- _TO BE DONE_
Every line below is to be quoted exactly, with nothing added or dropped.

[Start of PROVIDED DATA]

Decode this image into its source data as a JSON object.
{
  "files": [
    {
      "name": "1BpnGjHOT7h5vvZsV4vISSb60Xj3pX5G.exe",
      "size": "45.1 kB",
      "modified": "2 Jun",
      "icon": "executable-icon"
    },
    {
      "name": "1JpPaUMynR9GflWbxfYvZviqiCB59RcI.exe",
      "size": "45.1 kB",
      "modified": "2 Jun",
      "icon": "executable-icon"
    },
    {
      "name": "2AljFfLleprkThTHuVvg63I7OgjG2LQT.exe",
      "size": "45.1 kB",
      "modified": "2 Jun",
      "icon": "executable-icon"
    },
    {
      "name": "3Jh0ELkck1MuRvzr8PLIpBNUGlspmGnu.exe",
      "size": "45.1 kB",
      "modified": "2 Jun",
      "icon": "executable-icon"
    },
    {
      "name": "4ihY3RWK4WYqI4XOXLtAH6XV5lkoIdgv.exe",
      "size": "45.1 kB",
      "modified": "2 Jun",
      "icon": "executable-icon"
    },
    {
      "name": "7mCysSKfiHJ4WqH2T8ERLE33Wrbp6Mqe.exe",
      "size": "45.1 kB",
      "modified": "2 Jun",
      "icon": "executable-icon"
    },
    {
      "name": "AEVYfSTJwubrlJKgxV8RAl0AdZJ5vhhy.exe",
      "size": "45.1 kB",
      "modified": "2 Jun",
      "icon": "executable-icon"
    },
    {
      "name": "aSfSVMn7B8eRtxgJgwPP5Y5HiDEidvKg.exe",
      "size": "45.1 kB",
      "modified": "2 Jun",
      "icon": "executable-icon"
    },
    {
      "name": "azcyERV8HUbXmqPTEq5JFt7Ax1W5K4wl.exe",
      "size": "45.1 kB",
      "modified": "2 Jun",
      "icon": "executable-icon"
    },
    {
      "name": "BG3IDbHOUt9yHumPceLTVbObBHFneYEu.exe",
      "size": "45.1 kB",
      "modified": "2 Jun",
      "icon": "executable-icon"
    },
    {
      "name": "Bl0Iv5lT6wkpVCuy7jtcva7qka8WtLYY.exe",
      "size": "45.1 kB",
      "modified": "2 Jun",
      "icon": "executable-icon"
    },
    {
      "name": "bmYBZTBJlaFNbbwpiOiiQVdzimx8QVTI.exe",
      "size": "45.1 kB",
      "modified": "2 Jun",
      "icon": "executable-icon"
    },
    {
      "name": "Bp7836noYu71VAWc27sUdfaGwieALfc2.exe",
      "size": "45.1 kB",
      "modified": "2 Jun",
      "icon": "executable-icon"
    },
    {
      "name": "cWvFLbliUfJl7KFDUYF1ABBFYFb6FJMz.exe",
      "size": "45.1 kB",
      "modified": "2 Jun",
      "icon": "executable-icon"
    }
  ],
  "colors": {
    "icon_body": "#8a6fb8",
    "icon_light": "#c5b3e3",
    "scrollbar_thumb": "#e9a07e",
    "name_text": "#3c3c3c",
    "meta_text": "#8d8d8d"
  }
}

[End of PROVIDED DATA]

- _SOLUTION TO THE EXERCISE_
Decode this image into its source data as a JSON object.
{
  "files": [
    {
      "name": "1BpnGjHOT7h5vvZsV4vISSb60Xj3pX5G.exe",
      "size": "45.1 kB",
      "modified": "2 Jun",
      "icon": "executable-icon"
    },
    {
      "name": "1JpPaUMynR9GflWbxfYvZviqiCB59RcI.exe",
      "size": "45.1 kB",
      "modified": "2 Jun",
      "icon": "executable-icon"
    },
    {
      "name": "2AljFfLleprkThTHuVvg63I7OgjG2LQT.exe",
      "size": "45.1 kB",
      "modified": "2 Jun",
      "icon": "executable-icon"
    },
    {
      "name": "3Jh0ELkck1MuRvzr8PLIpBNUGlspmGnu.exe",
      "size": "45.1 kB",
      "modified": "2 Jun",
      "icon": "executable-icon"
    },
    {
      "name": "4ihY3RWK4WYqI4XOXLtAH6XV5lkoIdgv.exe",
      "size": "45.1 kB",
      "modified": "2 Jun",
      "icon": "executable-icon"
    },
    {
      "name": "7mCysSKfiHJ4WqH2T8ERLE33Wrbp6Mqe.exe",
      "size": "45.1 kB",
      "modified": "2 Jun",
      "icon": "executable-icon"
    },
    {
      "name": "AEVYfSTJwubrlJKgxV8RAl0AdZJ5vhhy.exe",
      "size": "45.1 kB",
      "modified": "2 Jun",
      "icon": "executable-icon"
    },
    {
      "name": "aSfSVMn7B8eRtxgJgwPP5Y5HiDEidvKg.exe",
      "size": "45.1 kB",
      "modified": "2 Jun",
      "icon": "executable-icon"
    },
    {
      "name": "azcyERV8HUbXmqPTEq5JFt7Ax1W5K4wl.exe",
      "size": "45.1 kB",
      "modified": "2 Jun",
      "icon": "executable-icon"
    },
    {
      "name": "BG3IDbHOUt9yHumPceLTVbObBHFneYEu.exe",
      "size": "45.1 kB",
      "modified": "2 Jun",
      "icon": "executable-icon"
    },
    {
      "name": "Bl0Iv5lT6wkpVCuy7jtcva7qka8WtLYY.exe",
      "size": "45.1 kB",
      "modified": "2 Jun",
      "icon": "executable-icon"
    },
    {
      "name": "bmYBZTBJlaFNbbwpiOiiQVdzimx8QVTI.exe",
      "size": "45.1 kB",
      "modified": "2 Jun",
      "icon": "executable-icon"
    },
    {
      "name": "Bp7836noYu71VAWc27sUdfaGwieALfc2.exe",
      "size": "45.1 kB",
      "modified": "2 Jun",
      "icon": "executable-icon"
    },
    {
      "name": "cWvFLbliUfJl7KFDUYF1ABBFYFb6FJMz.exe",
      "size": "45.1 kB",
      "modified": "2 Jun",
      "icon": "executable-icon"
    }
  ],
  "colors": {
    "icon_body": "#8a6fb8",
    "icon_light": "#c5b3e3",
    "scrollbar_thumb": "#e9a07e",
    "name_text": "#3c3c3c",
    "meta_text": "#8d8d8d"
  }
}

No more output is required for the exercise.